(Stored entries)
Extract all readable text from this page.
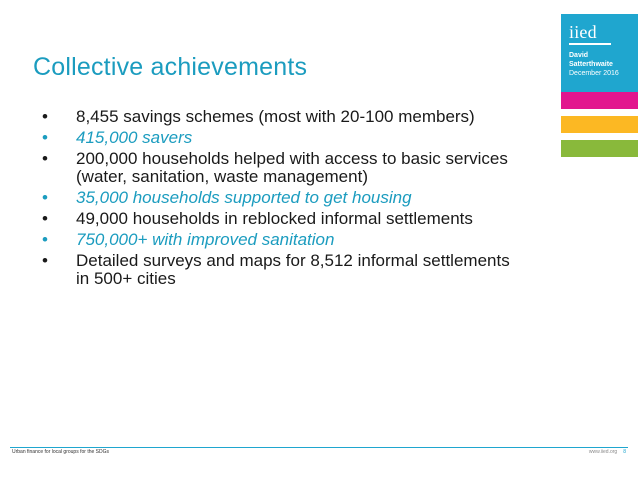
Collective achievements
iied
David
Satterthwaite
December 2016
• 8,455 savings schemes (most with 20-100 members)
• 415,000 savers
• 200,000 households helped with access to basic services (water, sanitation, waste management)
• 35,000 households supported to get housing
• 49,000 households in reblocked informal settlements
• 750,000+ with improved sanitation
• Detailed surveys and maps for 8,512 informal settlements in 500+ cities
Urban finance for local groups for the SDGs	www.iied.org 8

**What you should do:**
Reproduce the material word for word. Any pictures should be left out of the copy.

**In response:**
Extract all readable text from this page.
Collective achievements
iied
David
Satterthwaite
December 2016
• 8,455 savings schemes (most with 20-100 members)
• 415,000 savers
• 200,000 households helped with access to basic services (water, sanitation, waste management)
• 35,000 households supported to get housing
• 49,000 households in reblocked informal settlements
• 750,000+ with improved sanitation
• Detailed surveys and maps for 8,512 informal settlements in 500+ cities
Urban finance for local groups for the SDGs	www.iied.org 8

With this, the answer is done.